Work to do —
Make an exact copy of the records, dropping all pictures.

═══ Supplied material

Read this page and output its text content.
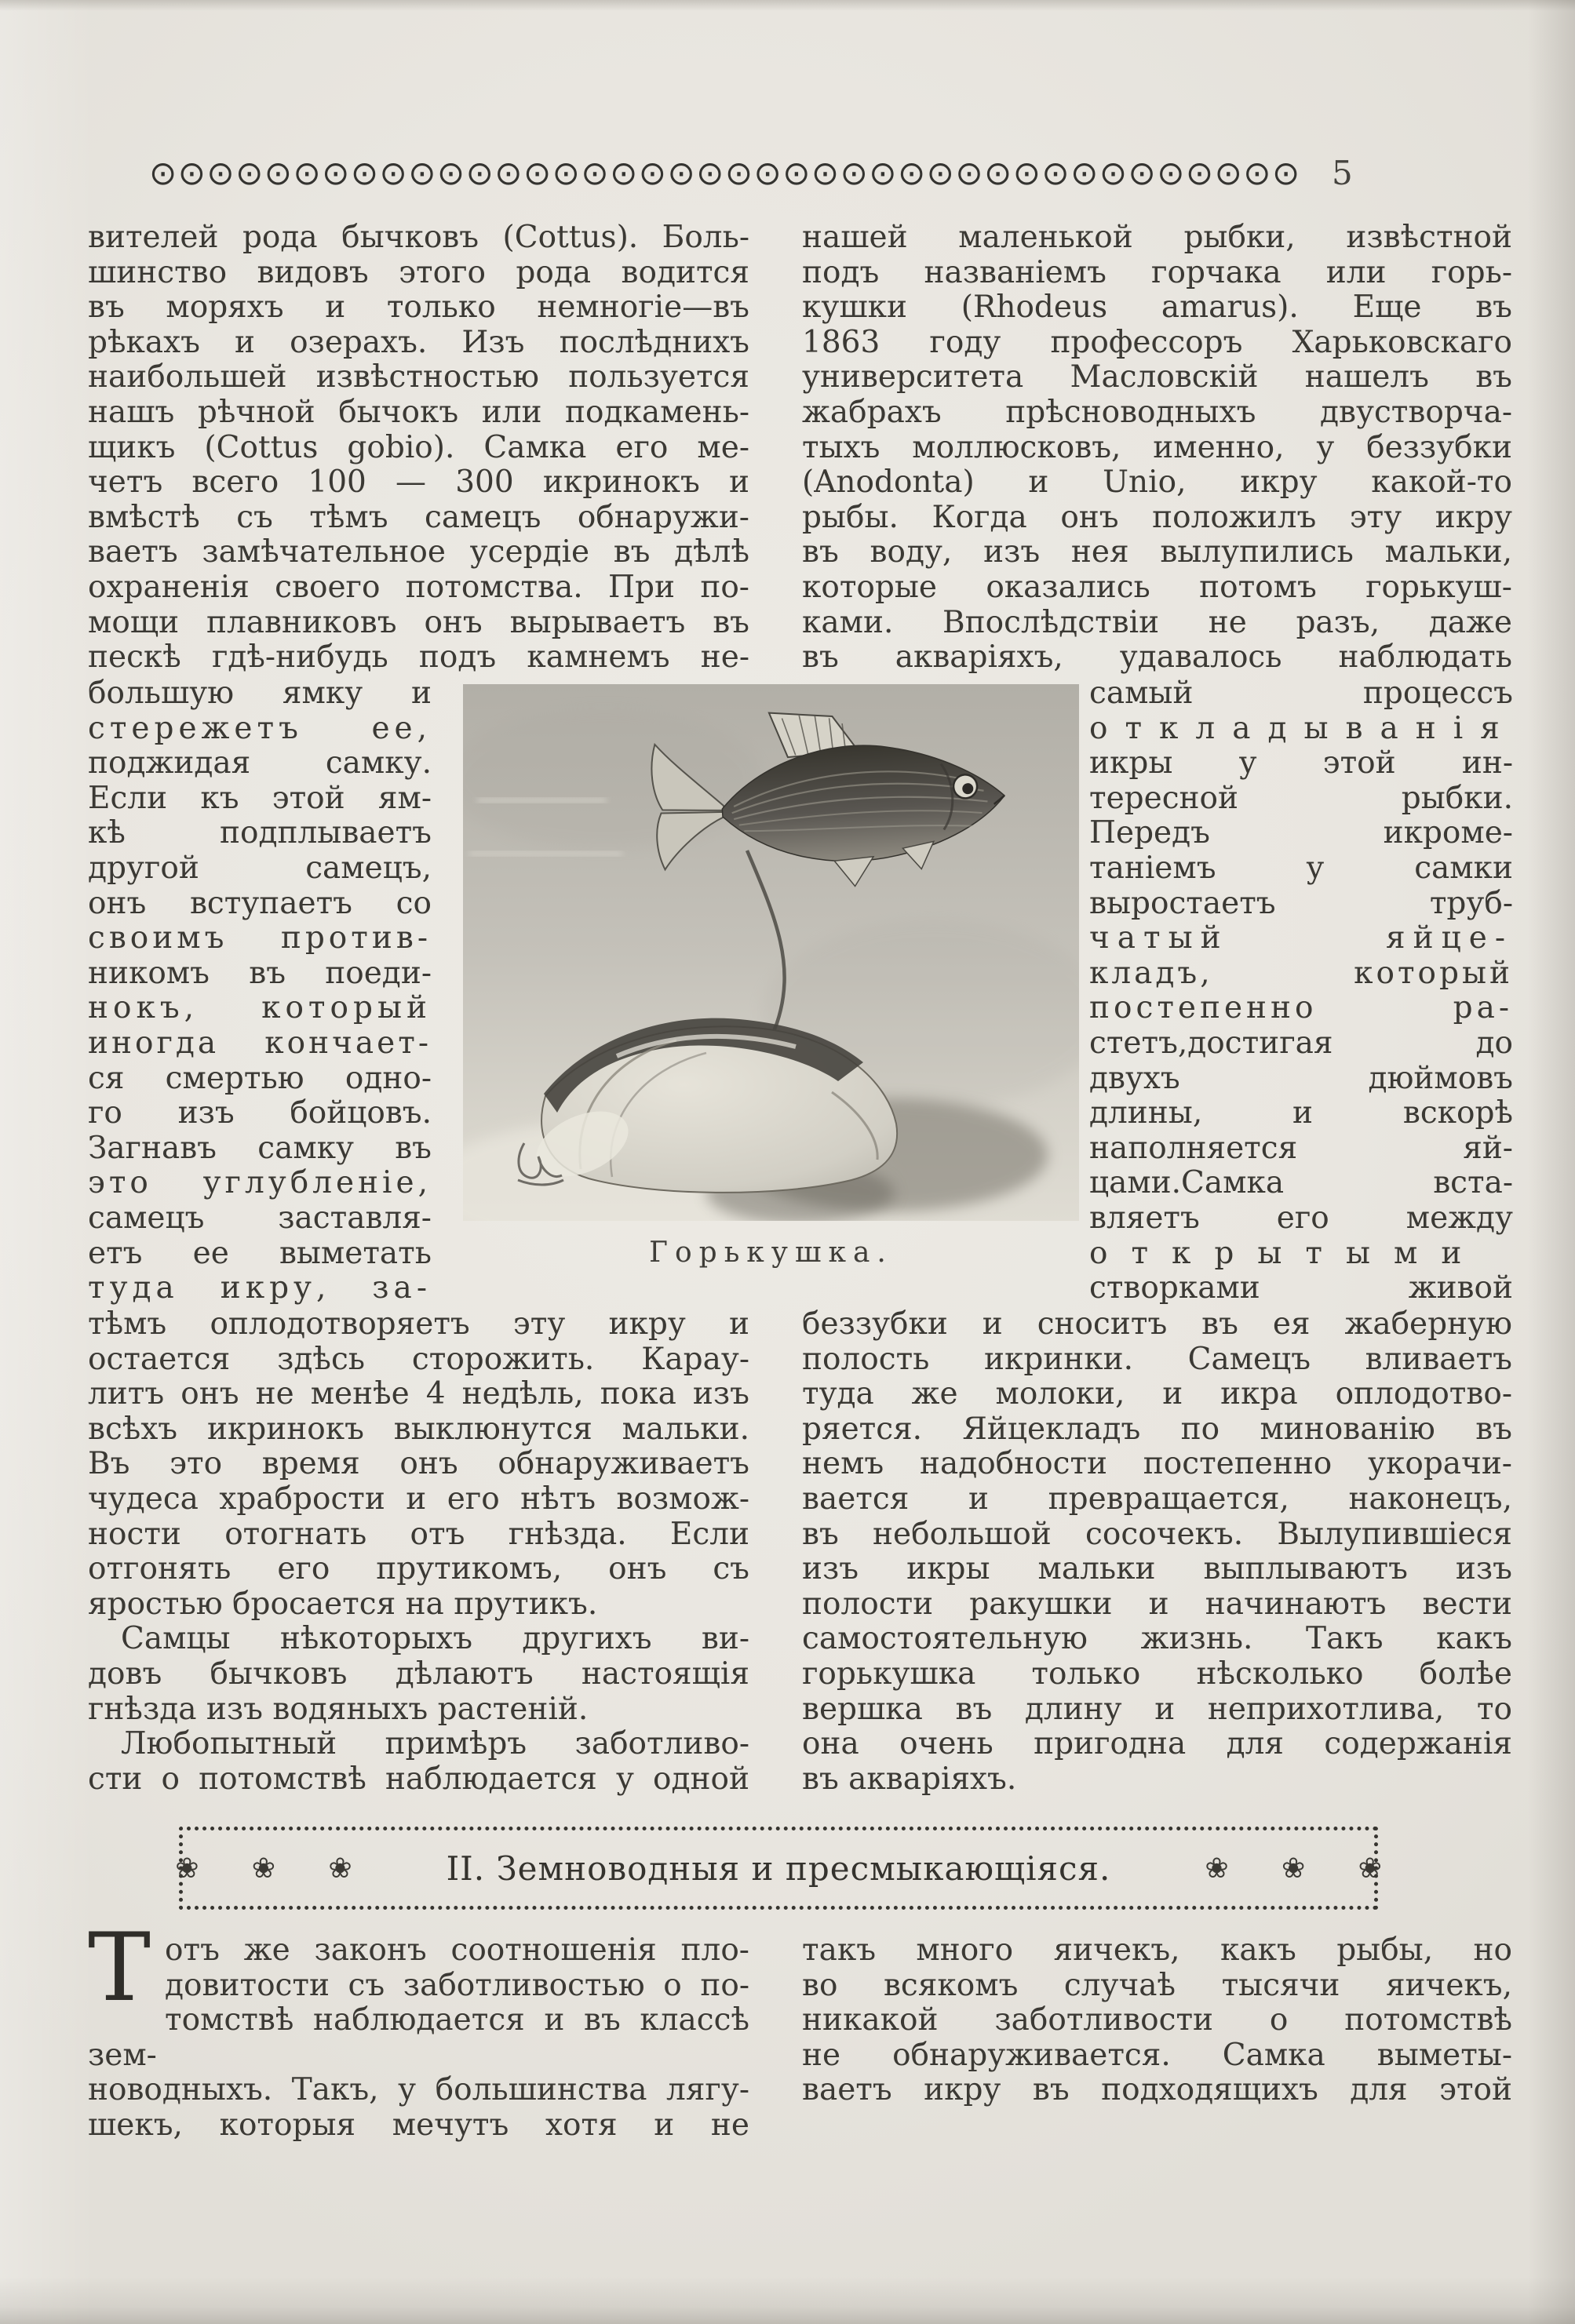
⊙⊙⊙⊙⊙⊙⊙⊙⊙⊙⊙⊙⊙⊙⊙⊙⊙⊙⊙⊙⊙⊙⊙⊙⊙⊙⊙⊙⊙⊙⊙⊙⊙⊙⊙⊙⊙⊙⊙⊙ 5
вителей рода бычковъ (Cottus). Боль-
шинство видовъ этого рода водится
въ моряхъ и только немногіе—въ
рѣкахъ и озерахъ. Изъ послѣднихъ
наибольшей извѣстностью пользуется
нашъ рѣчной бычокъ или подкамень-
щикъ (Cottus gobio). Самка его ме-
четъ всего 100 — 300 икринокъ и
вмѣстѣ съ тѣмъ самецъ обнаружи-
ваетъ замѣчательное усердіе въ дѣлѣ
охраненія своего потомства. При по-
мощи плавниковъ онъ вырываетъ въ
пескѣ гдѣ-нибудь подъ камнемъ не-
нашей маленькой рыбки, извѣстной
подъ названіемъ горчака или горь-
кушки (Rhodeus amarus). Еще въ
1863 году профессоръ Харьковскаго
университета Масловскій нашелъ въ
жабрахъ прѣсноводныхъ двустворча-
тыхъ моллюсковъ, именно, у беззубки
(Anodonta) и Unio, икру какой-то
рыбы. Когда онъ положилъ эту икру
въ воду, изъ нея вылупились мальки,
которые оказались потомъ горькуш-
ками. Впослѣдствіи не разъ, даже
въ акваріяхъ, удавалось наблюдать
большую ямку и
стережетъ ее,
поджидая самку.
Если къ этой ям-
кѣ подплываетъ
другой самецъ,
онъ вступаетъ со
своимъ против-
никомъ въ поеди-
нокъ, который
иногда кончает-
ся смертью одно-
го изъ бойцовъ.
Загнавъ самку въ
это углубленіе,
самецъ заставля-
етъ ее выметать
туда икру, за-
самый процессъ
откладыванія
икры у этой ин-
тересной рыбки.
Передъ икроме-
таніемъ у самки
выростаетъ труб-
чатый яйце-
кладъ, который
постепенно ра-
стетъ,достигая до
двухъ дюймовъ
длины, и вскорѣ
наполняется яй-
цами.Самка вста-
вляетъ его между
открытыми
створками живой
Горькушка.
тѣмъ оплодотворяетъ эту икру и
остается здѣсь сторожить. Карау-
литъ онъ не менѣе 4 недѣль, пока изъ
всѣхъ икринокъ выклюнутся мальки.
Въ это время онъ обнаруживаетъ
чудеса храбрости и его нѣтъ возмож-
ности отогнать отъ гнѣзда. Если
отгонять его прутикомъ, онъ съ
яростью бросается на прутикъ.
Самцы нѣкоторыхъ другихъ ви-
довъ бычковъ дѣлаютъ настоящія
гнѣзда изъ водяныхъ растеній.
Любопытный примѣръ заботливо-
сти о потомствѣ наблюдается у одной
беззубки и сноситъ въ ея жаберную
полость икринки. Самецъ вливаетъ
туда же молоки, и икра оплодотво-
ряется. Яйцекладъ по минованію въ
немъ надобности постепенно укорачи-
вается и превращается, наконецъ,
въ небольшой сосочекъ. Вылупившіеся
изъ икры мальки выплываютъ изъ
полости ракушки и начинаютъ вести
самостоятельную жизнь. Такъ какъ
горькушка только нѣсколько болѣе
вершка въ длину и неприхотлива, то
она очень пригодна для содержанія
въ акваріяхъ.
❀ ❀ ❀	II. Земноводныя и пресмыкающіяся.	❀ ❀ ❀
Т отъ же законъ соотношенія пло-
довитости съ заботливостью о по-
томствѣ наблюдается и въ классѣ зем-
новодныхъ. Такъ, у большинства лягу-
шекъ, которыя мечутъ хотя и не
такъ много яичекъ, какъ рыбы, но
во всякомъ случаѣ тысячи яичекъ,
никакой заботливости о потомствѣ
не обнаруживается. Самка выметы-
ваетъ икру въ подходящихъ для этой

══════

The solution —
Read this page and output its text content.
⊙⊙⊙⊙⊙⊙⊙⊙⊙⊙⊙⊙⊙⊙⊙⊙⊙⊙⊙⊙⊙⊙⊙⊙⊙⊙⊙⊙⊙⊙⊙⊙⊙⊙⊙⊙⊙⊙⊙⊙ 5
вителей рода бычковъ (Cottus). Боль-
шинство видовъ этого рода водится
въ моряхъ и только немногіе—въ
рѣкахъ и озерахъ. Изъ послѣднихъ
наибольшей извѣстностью пользуется
нашъ рѣчной бычокъ или подкамень-
щикъ (Cottus gobio). Самка его ме-
четъ всего 100 — 300 икринокъ и
вмѣстѣ съ тѣмъ самецъ обнаружи-
ваетъ замѣчательное усердіе въ дѣлѣ
охраненія своего потомства. При по-
мощи плавниковъ онъ вырываетъ въ
пескѣ гдѣ-нибудь подъ камнемъ не-
нашей маленькой рыбки, извѣстной
подъ названіемъ горчака или горь-
кушки (Rhodeus amarus). Еще въ
1863 году профессоръ Харьковскаго
университета Масловскій нашелъ въ
жабрахъ прѣсноводныхъ двустворча-
тыхъ моллюсковъ, именно, у беззубки
(Anodonta) и Unio, икру какой-то
рыбы. Когда онъ положилъ эту икру
въ воду, изъ нея вылупились мальки,
которые оказались потомъ горькуш-
ками. Впослѣдствіи не разъ, даже
въ акваріяхъ, удавалось наблюдать
большую ямку и
стережетъ ее,
поджидая самку.
Если къ этой ям-
кѣ подплываетъ
другой самецъ,
онъ вступаетъ со
своимъ против-
никомъ въ поеди-
нокъ, который
иногда кончает-
ся смертью одно-
го изъ бойцовъ.
Загнавъ самку въ
это углубленіе,
самецъ заставля-
етъ ее выметать
туда икру, за-
самый процессъ
откладыванія
икры у этой ин-
тересной рыбки.
Передъ икроме-
таніемъ у самки
выростаетъ труб-
чатый яйце-
кладъ, который
постепенно ра-
стетъ,достигая до
двухъ дюймовъ
длины, и вскорѣ
наполняется яй-
цами.Самка вста-
вляетъ его между
открытыми
створками живой
Горькушка.
тѣмъ оплодотворяетъ эту икру и
остается здѣсь сторожить. Карау-
литъ онъ не менѣе 4 недѣль, пока изъ
всѣхъ икринокъ выклюнутся мальки.
Въ это время онъ обнаруживаетъ
чудеса храбрости и его нѣтъ возмож-
ности отогнать отъ гнѣзда. Если
отгонять его прутикомъ, онъ съ
яростью бросается на прутикъ.
Самцы нѣкоторыхъ другихъ ви-
довъ бычковъ дѣлаютъ настоящія
гнѣзда изъ водяныхъ растеній.
Любопытный примѣръ заботливо-
сти о потомствѣ наблюдается у одной
беззубки и сноситъ въ ея жаберную
полость икринки. Самецъ вливаетъ
туда же молоки, и икра оплодотво-
ряется. Яйцекладъ по минованію въ
немъ надобности постепенно укорачи-
вается и превращается, наконецъ,
въ небольшой сосочекъ. Вылупившіеся
изъ икры мальки выплываютъ изъ
полости ракушки и начинаютъ вести
самостоятельную жизнь. Такъ какъ
горькушка только нѣсколько болѣе
вершка въ длину и неприхотлива, то
она очень пригодна для содержанія
въ акваріяхъ.
❀ ❀ ❀	II. Земноводныя и пресмыкающіяся.	❀ ❀ ❀
Т отъ же законъ соотношенія пло-
довитости съ заботливостью о по-
томствѣ наблюдается и въ классѣ зем-
новодныхъ. Такъ, у большинства лягу-
шекъ, которыя мечутъ хотя и не
такъ много яичекъ, какъ рыбы, но
во всякомъ случаѣ тысячи яичекъ,
никакой заботливости о потомствѣ
не обнаруживается. Самка выметы-
ваетъ икру въ подходящихъ для этой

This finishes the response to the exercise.